All entries must be extracted exactly, with nothing added or dropped.

─── PROVIDED DATA ───

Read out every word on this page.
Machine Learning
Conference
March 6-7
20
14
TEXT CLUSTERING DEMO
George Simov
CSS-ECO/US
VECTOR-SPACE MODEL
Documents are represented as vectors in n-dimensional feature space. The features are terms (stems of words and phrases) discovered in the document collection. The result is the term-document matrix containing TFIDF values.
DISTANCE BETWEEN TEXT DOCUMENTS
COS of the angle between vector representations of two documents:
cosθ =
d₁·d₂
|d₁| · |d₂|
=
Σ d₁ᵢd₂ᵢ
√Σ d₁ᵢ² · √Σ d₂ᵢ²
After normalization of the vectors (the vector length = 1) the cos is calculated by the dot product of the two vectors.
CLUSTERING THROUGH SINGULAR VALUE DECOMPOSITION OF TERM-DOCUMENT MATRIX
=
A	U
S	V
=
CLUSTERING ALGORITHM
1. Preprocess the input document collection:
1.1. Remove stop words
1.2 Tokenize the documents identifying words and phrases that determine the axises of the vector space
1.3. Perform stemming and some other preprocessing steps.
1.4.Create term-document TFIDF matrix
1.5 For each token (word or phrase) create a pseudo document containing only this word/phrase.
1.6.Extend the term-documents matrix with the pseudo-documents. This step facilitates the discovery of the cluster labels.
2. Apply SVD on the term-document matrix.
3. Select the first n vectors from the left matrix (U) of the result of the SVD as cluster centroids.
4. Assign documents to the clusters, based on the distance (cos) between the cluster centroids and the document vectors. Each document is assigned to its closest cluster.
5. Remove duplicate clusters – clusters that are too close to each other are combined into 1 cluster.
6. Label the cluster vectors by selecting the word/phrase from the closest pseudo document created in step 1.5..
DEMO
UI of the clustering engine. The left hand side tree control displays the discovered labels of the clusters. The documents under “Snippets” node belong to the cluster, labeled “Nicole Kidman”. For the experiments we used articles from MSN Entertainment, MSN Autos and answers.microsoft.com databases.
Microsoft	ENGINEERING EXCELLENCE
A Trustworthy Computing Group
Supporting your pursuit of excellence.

───

(ANSWER TO THIS PROBLEM)
Read out every word on this page.
Machine Learning
Conference
March 6-7
20
14
TEXT CLUSTERING DEMO
George Simov
CSS-ECO/US
VECTOR-SPACE MODEL
Documents are represented as vectors in n-dimensional feature space. The features are terms (stems of words and phrases) discovered in the document collection. The result is the term-document matrix containing TFIDF values.
DISTANCE BETWEEN TEXT DOCUMENTS
COS of the angle between vector representations of two documents:
cosθ =
d₁·d₂
|d₁| · |d₂|
=
Σ d₁ᵢd₂ᵢ
√Σ d₁ᵢ² · √Σ d₂ᵢ²
After normalization of the vectors (the vector length = 1) the cos is calculated by the dot product of the two vectors.
CLUSTERING THROUGH SINGULAR VALUE DECOMPOSITION OF TERM-DOCUMENT MATRIX
=
A	U
S	V
=
CLUSTERING ALGORITHM
1. Preprocess the input document collection:
1.1. Remove stop words
1.2 Tokenize the documents identifying words and phrases that determine the axises of the vector space
1.3. Perform stemming and some other preprocessing steps.
1.4.Create term-document TFIDF matrix
1.5 For each token (word or phrase) create a pseudo document containing only this word/phrase.
1.6.Extend the term-documents matrix with the pseudo-documents. This step facilitates the discovery of the cluster labels.
2. Apply SVD on the term-document matrix.
3. Select the first n vectors from the left matrix (U) of the result of the SVD as cluster centroids.
4. Assign documents to the clusters, based on the distance (cos) between the cluster centroids and the document vectors. Each document is assigned to its closest cluster.
5. Remove duplicate clusters – clusters that are too close to each other are combined into 1 cluster.
6. Label the cluster vectors by selecting the word/phrase from the closest pseudo document created in step 1.5..
DEMO
UI of the clustering engine. The left hand side tree control displays the discovered labels of the clusters. The documents under “Snippets” node belong to the cluster, labeled “Nicole Kidman”. For the experiments we used articles from MSN Entertainment, MSN Autos and answers.microsoft.com databases.
Microsoft	ENGINEERING EXCELLENCE
A Trustworthy Computing Group
Supporting your pursuit of excellence.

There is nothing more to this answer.